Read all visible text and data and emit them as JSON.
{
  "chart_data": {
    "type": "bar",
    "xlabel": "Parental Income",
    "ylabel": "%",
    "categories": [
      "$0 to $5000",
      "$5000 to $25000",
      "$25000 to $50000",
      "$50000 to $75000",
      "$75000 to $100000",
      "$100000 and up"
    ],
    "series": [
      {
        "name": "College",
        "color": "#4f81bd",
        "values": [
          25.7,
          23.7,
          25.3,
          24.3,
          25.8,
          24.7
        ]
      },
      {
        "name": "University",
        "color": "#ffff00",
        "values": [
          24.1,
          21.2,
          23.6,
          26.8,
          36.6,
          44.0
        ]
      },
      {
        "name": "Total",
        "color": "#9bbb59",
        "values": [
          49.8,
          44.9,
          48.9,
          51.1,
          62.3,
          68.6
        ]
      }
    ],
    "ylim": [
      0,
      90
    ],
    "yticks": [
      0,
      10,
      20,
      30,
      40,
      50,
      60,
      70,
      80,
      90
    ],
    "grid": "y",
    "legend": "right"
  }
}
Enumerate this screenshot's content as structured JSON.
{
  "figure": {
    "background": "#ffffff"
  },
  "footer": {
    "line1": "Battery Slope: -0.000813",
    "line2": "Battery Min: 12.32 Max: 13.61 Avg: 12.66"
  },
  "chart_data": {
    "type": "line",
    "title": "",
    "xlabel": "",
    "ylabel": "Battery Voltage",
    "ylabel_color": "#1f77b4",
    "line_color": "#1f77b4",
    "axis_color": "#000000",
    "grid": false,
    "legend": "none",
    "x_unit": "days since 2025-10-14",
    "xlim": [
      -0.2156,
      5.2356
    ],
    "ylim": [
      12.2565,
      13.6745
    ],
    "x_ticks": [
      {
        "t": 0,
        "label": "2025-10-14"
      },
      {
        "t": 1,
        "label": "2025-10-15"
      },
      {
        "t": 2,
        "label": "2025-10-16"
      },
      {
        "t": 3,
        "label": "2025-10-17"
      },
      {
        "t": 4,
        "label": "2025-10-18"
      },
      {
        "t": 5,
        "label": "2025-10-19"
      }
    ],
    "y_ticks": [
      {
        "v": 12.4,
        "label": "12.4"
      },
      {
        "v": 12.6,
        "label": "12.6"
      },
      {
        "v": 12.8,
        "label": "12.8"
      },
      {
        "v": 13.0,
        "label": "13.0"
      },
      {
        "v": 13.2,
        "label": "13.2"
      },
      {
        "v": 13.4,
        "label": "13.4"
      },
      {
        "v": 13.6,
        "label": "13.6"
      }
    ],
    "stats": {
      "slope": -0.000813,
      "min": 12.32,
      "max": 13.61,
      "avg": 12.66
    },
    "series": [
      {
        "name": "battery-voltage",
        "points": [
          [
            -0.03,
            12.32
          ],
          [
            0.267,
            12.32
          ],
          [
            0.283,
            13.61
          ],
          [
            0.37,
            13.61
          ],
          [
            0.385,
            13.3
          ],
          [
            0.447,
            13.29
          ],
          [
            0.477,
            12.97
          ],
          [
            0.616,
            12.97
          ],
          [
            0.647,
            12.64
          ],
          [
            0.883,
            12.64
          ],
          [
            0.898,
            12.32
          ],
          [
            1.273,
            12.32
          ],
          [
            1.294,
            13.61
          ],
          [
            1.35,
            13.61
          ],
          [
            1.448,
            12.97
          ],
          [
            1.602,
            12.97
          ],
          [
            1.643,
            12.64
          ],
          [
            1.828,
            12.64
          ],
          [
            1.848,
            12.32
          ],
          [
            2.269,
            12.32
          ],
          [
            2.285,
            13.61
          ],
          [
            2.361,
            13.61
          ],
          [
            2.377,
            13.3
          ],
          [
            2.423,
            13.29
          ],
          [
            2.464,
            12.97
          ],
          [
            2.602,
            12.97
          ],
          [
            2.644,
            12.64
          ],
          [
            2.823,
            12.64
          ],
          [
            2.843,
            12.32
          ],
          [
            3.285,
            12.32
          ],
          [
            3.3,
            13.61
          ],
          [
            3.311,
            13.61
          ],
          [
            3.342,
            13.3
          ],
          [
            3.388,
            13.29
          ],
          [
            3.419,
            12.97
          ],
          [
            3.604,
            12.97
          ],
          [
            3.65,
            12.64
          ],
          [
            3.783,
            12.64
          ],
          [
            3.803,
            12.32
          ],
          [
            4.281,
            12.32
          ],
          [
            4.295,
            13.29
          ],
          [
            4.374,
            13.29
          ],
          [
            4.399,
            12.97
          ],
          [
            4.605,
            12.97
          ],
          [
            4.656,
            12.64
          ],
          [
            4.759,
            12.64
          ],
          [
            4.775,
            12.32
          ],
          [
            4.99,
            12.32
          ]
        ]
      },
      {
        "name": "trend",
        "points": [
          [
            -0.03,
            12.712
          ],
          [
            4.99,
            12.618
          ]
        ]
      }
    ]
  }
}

__Task details__: Repeat the whole listing exactly, keeping every line intact.

__Solved exercise__:
Read all visible text and data and emit them as JSON.
{
  "chart_data": {
    "type": "bar",
    "xlabel": "Parental Income",
    "ylabel": "%",
    "categories": [
      "$0 to $5000",
      "$5000 to $25000",
      "$25000 to $50000",
      "$50000 to $75000",
      "$75000 to $100000",
      "$100000 and up"
    ],
    "series": [
      {
        "name": "College",
        "color": "#4f81bd",
        "values": [
          25.7,
          23.7,
          25.3,
          24.3,
          25.8,
          24.7
        ]
      },
      {
        "name": "University",
        "color": "#ffff00",
        "values": [
          24.1,
          21.2,
          23.6,
          26.8,
          36.6,
          44.0
        ]
      },
      {
        "name": "Total",
        "color": "#9bbb59",
        "values": [
          49.8,
          44.9,
          48.9,
          51.1,
          62.3,
          68.6
        ]
      }
    ],
    "ylim": [
      0,
      90
    ],
    "yticks": [
      0,
      10,
      20,
      30,
      40,
      50,
      60,
      70,
      80,
      90
    ],
    "grid": "y",
    "legend": "right"
  }
}
Enumerate this screenshot's content as structured JSON.
{
  "figure": {
    "background": "#ffffff"
  },
  "footer": {
    "line1": "Battery Slope: -0.000813",
    "line2": "Battery Min: 12.32 Max: 13.61 Avg: 12.66"
  },
  "chart_data": {
    "type": "line",
    "title": "",
    "xlabel": "",
    "ylabel": "Battery Voltage",
    "ylabel_color": "#1f77b4",
    "line_color": "#1f77b4",
    "axis_color": "#000000",
    "grid": false,
    "legend": "none",
    "x_unit": "days since 2025-10-14",
    "xlim": [
      -0.2156,
      5.2356
    ],
    "ylim": [
      12.2565,
      13.6745
    ],
    "x_ticks": [
      {
        "t": 0,
        "label": "2025-10-14"
      },
      {
        "t": 1,
        "label": "2025-10-15"
      },
      {
        "t": 2,
        "label": "2025-10-16"
      },
      {
        "t": 3,
        "label": "2025-10-17"
      },
      {
        "t": 4,
        "label": "2025-10-18"
      },
      {
        "t": 5,
        "label": "2025-10-19"
      }
    ],
    "y_ticks": [
      {
        "v": 12.4,
        "label": "12.4"
      },
      {
        "v": 12.6,
        "label": "12.6"
      },
      {
        "v": 12.8,
        "label": "12.8"
      },
      {
        "v": 13.0,
        "label": "13.0"
      },
      {
        "v": 13.2,
        "label": "13.2"
      },
      {
        "v": 13.4,
        "label": "13.4"
      },
      {
        "v": 13.6,
        "label": "13.6"
      }
    ],
    "stats": {
      "slope": -0.000813,
      "min": 12.32,
      "max": 13.61,
      "avg": 12.66
    },
    "series": [
      {
        "name": "battery-voltage",
        "points": [
          [
            -0.03,
            12.32
          ],
          [
            0.267,
            12.32
          ],
          [
            0.283,
            13.61
          ],
          [
            0.37,
            13.61
          ],
          [
            0.385,
            13.3
          ],
          [
            0.447,
            13.29
          ],
          [
            0.477,
            12.97
          ],
          [
            0.616,
            12.97
          ],
          [
            0.647,
            12.64
          ],
          [
            0.883,
            12.64
          ],
          [
            0.898,
            12.32
          ],
          [
            1.273,
            12.32
          ],
          [
            1.294,
            13.61
          ],
          [
            1.35,
            13.61
          ],
          [
            1.448,
            12.97
          ],
          [
            1.602,
            12.97
          ],
          [
            1.643,
            12.64
          ],
          [
            1.828,
            12.64
          ],
          [
            1.848,
            12.32
          ],
          [
            2.269,
            12.32
          ],
          [
            2.285,
            13.61
          ],
          [
            2.361,
            13.61
          ],
          [
            2.377,
            13.3
          ],
          [
            2.423,
            13.29
          ],
          [
            2.464,
            12.97
          ],
          [
            2.602,
            12.97
          ],
          [
            2.644,
            12.64
          ],
          [
            2.823,
            12.64
          ],
          [
            2.843,
            12.32
          ],
          [
            3.285,
            12.32
          ],
          [
            3.3,
            13.61
          ],
          [
            3.311,
            13.61
          ],
          [
            3.342,
            13.3
          ],
          [
            3.388,
            13.29
          ],
          [
            3.419,
            12.97
          ],
          [
            3.604,
            12.97
          ],
          [
            3.65,
            12.64
          ],
          [
            3.783,
            12.64
          ],
          [
            3.803,
            12.32
          ],
          [
            4.281,
            12.32
          ],
          [
            4.295,
            13.29
          ],
          [
            4.374,
            13.29
          ],
          [
            4.399,
            12.97
          ],
          [
            4.605,
            12.97
          ],
          [
            4.656,
            12.64
          ],
          [
            4.759,
            12.64
          ],
          [
            4.775,
            12.32
          ],
          [
            4.99,
            12.32
          ]
        ]
      },
      {
        "name": "trend",
        "points": [
          [
            -0.03,
            12.712
          ],
          [
            4.99,
            12.618
          ]
        ]
      }
    ]
  }
}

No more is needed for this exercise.